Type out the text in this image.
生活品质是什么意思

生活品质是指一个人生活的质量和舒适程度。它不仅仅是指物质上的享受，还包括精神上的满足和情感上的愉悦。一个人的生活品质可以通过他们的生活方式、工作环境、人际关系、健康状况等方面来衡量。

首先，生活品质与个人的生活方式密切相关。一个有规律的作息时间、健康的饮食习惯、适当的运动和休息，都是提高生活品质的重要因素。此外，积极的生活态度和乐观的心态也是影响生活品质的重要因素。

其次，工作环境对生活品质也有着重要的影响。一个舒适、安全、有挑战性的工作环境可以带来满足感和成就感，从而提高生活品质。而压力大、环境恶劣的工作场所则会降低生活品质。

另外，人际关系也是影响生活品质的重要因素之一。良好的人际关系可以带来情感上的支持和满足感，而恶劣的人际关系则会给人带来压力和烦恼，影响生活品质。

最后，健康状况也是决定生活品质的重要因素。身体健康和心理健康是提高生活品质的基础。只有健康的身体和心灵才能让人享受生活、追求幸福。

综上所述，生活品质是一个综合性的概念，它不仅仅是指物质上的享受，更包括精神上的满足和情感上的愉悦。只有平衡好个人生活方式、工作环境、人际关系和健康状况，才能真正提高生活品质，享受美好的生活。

^^^^

**Exercise**
Repeat the entries exactly, all of them.

**Task output**
Type out the text in this image.
生活品质是什么意思

生活品质是指一个人生活的质量和舒适程度。它不仅仅是指物质上的享受，还包括精神上的满足和情感上的愉悦。一个人的生活品质可以通过他们的生活方式、工作环境、人际关系、健康状况等方面来衡量。

首先，生活品质与个人的生活方式密切相关。一个有规律的作息时间、健康的饮食习惯、适当的运动和休息，都是提高生活品质的重要因素。此外，积极的生活态度和乐观的心态也是影响生活品质的重要因素。

其次，工作环境对生活品质也有着重要的影响。一个舒适、安全、有挑战性的工作环境可以带来满足感和成就感，从而提高生活品质。而压力大、环境恶劣的工作场所则会降低生活品质。

另外，人际关系也是影响生活品质的重要因素之一。良好的人际关系可以带来情感上的支持和满足感，而恶劣的人际关系则会给人带来压力和烦恼，影响生活品质。

最后，健康状况也是决定生活品质的重要因素。身体健康和心理健康是提高生活品质的基础。只有健康的身体和心灵才能让人享受生活、追求幸福。

综上所述，生活品质是一个综合性的概念，它不仅仅是指物质上的享受，更包括精神上的满足和情感上的愉悦。只有平衡好个人生活方式、工作环境、人际关系和健康状况，才能真正提高生活品质，享受美好的生活。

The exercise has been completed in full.